:: Supplied data
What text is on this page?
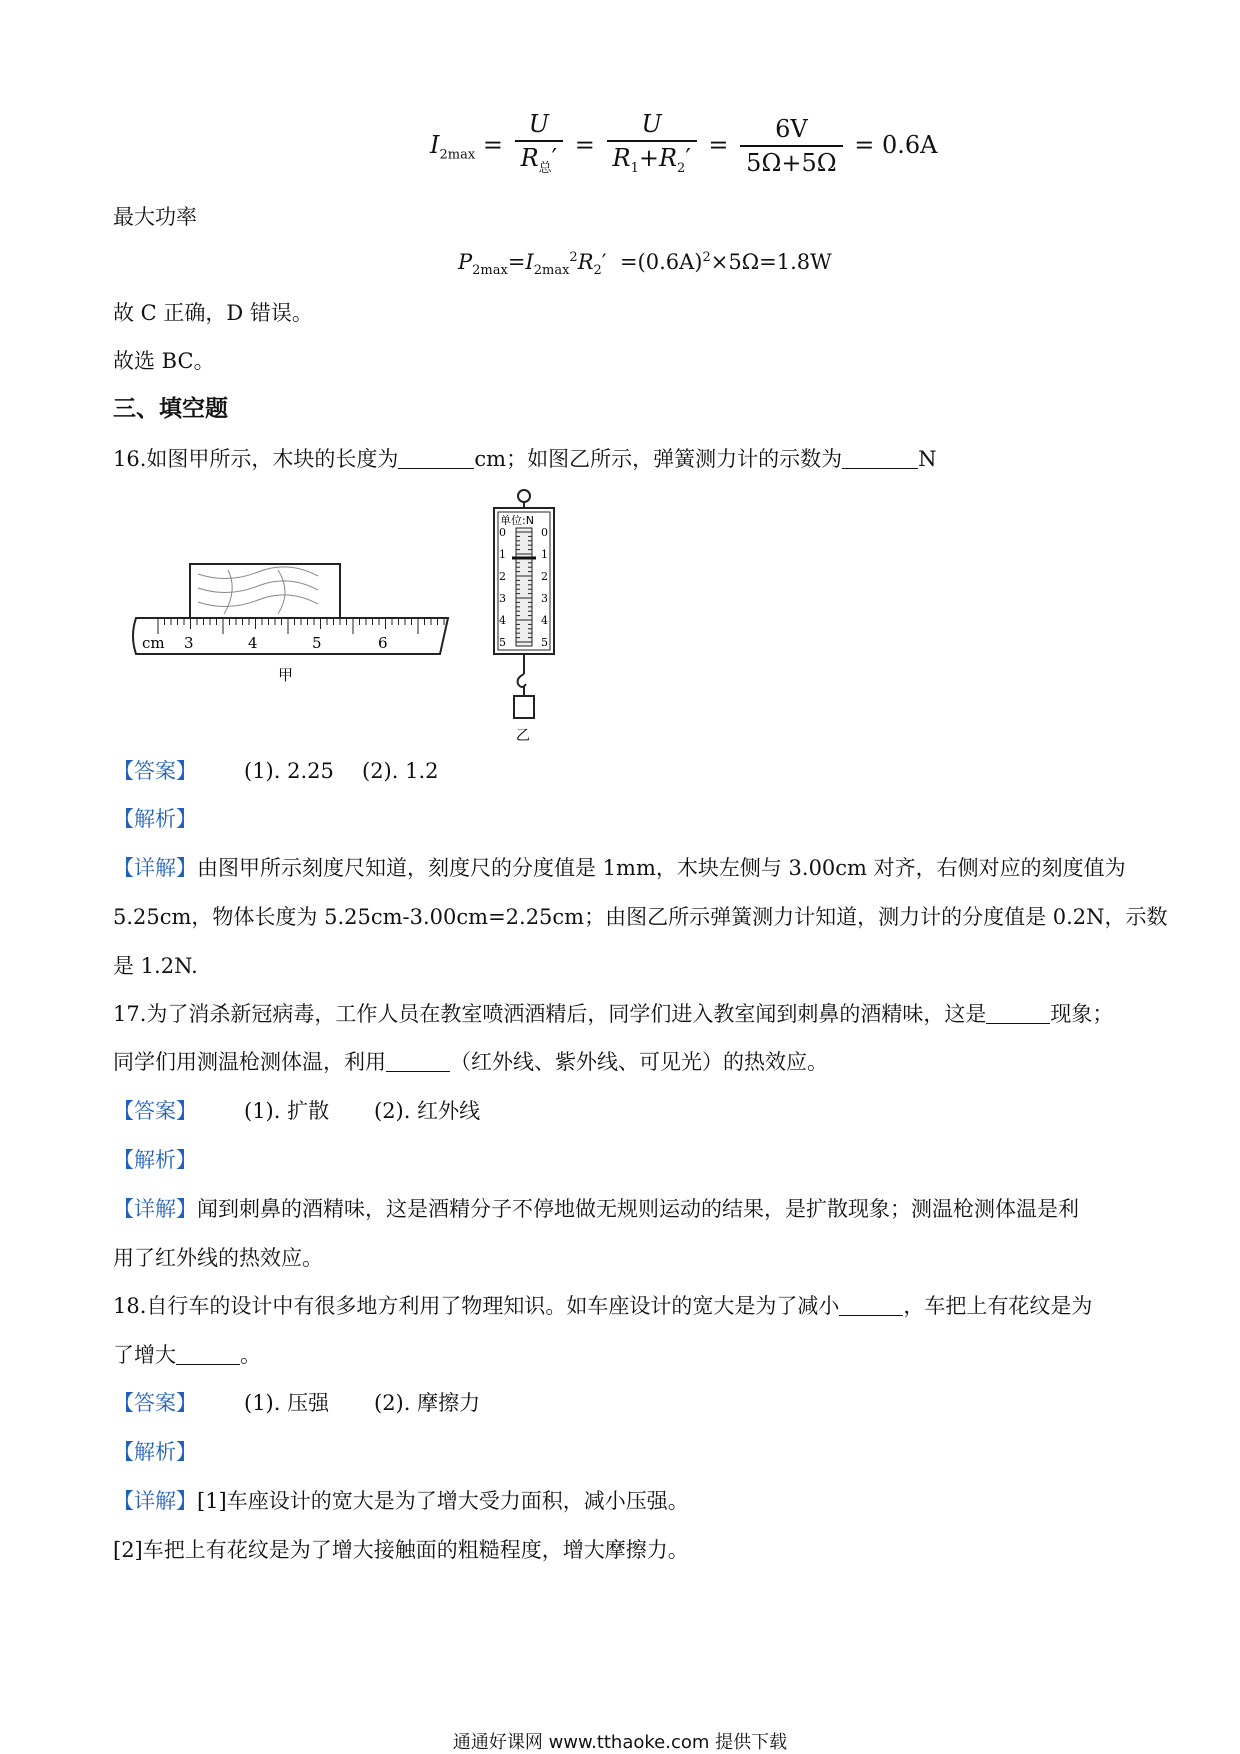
$I_{2max} = \frac{U}{R_总'} = \frac{U}{R_1+R_2'} = \frac{6V}{5\Omega+5\Omega} = 0.6A$
最大功率
$P_{2max}=I_{2max}^2R_2' =(0.6A)^2\times 5\Omega=1.8W$
故 C 正确，D 错误。
故选 BC。
三、填空题
16.如图甲所示，木块的长度为	cm；如图乙所示，弹簧测力计的示数为	N
cm 3	4	5	6
甲
单位:N
0
1
2
3
4
5
0
1
2
3
4
5
乙
【答案】 (1). 2.25 (2). 1.2
【解析】
【详解】由图甲所示刻度尺知道，刻度尺的分度值是 1mm，木块左侧与 3.00cm 对齐，右侧对应的刻度值为
5.25cm，物体长度为 5.25cm-3.00cm=2.25cm；由图乙所示弹簧测力计知道，测力计的分度值是 0.2N，示数
是 1.2N.
17.为了消杀新冠病毒，工作人员在教室喷洒酒精后，同学们进入教室闻到刺鼻的酒精味，这是	现象；
同学们用测温枪测体温，利用	（红外线、紫外线、可见光）的热效应。
【答案】 (1). 扩散 (2). 红外线
【解析】
【详解】闻到刺鼻的酒精味，这是酒精分子不停地做无规则运动的结果，是扩散现象；测温枪测体温是利
用了红外线的热效应。
18.自行车的设计中有很多地方利用了物理知识。如车座设计的宽大是为了减小	，车把上有花纹是为
了增大	。
【答案】 (1). 压强 (2). 摩擦力
【解析】
【详解】[1]车座设计的宽大是为了增大受力面积，减小压强。
[2]车把上有花纹是为了增大接触面的粗糙程度，增大摩擦力。
通通好课网 www.tthaoke.com 提供下载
::::
Task → Return the records exactly. Don't carry the pictures over.

Response below →
What text is on this page?
$I_{2max} = \frac{U}{R_总'} = \frac{U}{R_1+R_2'} = \frac{6V}{5\Omega+5\Omega} = 0.6A$
最大功率
$P_{2max}=I_{2max}^2R_2' =(0.6A)^2\times 5\Omega=1.8W$
故 C 正确，D 错误。
故选 BC。
三、填空题
16.如图甲所示，木块的长度为	cm；如图乙所示，弹簧测力计的示数为	N
cm 3	4	5	6
甲
单位:N
0
1
2
3
4
5
0
1
2
3
4
5
乙
【答案】 (1). 2.25 (2). 1.2
【解析】
【详解】由图甲所示刻度尺知道，刻度尺的分度值是 1mm，木块左侧与 3.00cm 对齐，右侧对应的刻度值为
5.25cm，物体长度为 5.25cm-3.00cm=2.25cm；由图乙所示弹簧测力计知道，测力计的分度值是 0.2N，示数
是 1.2N.
17.为了消杀新冠病毒，工作人员在教室喷洒酒精后，同学们进入教室闻到刺鼻的酒精味，这是	现象；
同学们用测温枪测体温，利用	（红外线、紫外线、可见光）的热效应。
【答案】 (1). 扩散 (2). 红外线
【解析】
【详解】闻到刺鼻的酒精味，这是酒精分子不停地做无规则运动的结果，是扩散现象；测温枪测体温是利
用了红外线的热效应。
18.自行车的设计中有很多地方利用了物理知识。如车座设计的宽大是为了减小	，车把上有花纹是为
了增大	。
【答案】 (1). 压强 (2). 摩擦力
【解析】
【详解】[1]车座设计的宽大是为了增大受力面积，减小压强。
[2]车把上有花纹是为了增大接触面的粗糙程度，增大摩擦力。
通通好课网 www.tthaoke.com 提供下载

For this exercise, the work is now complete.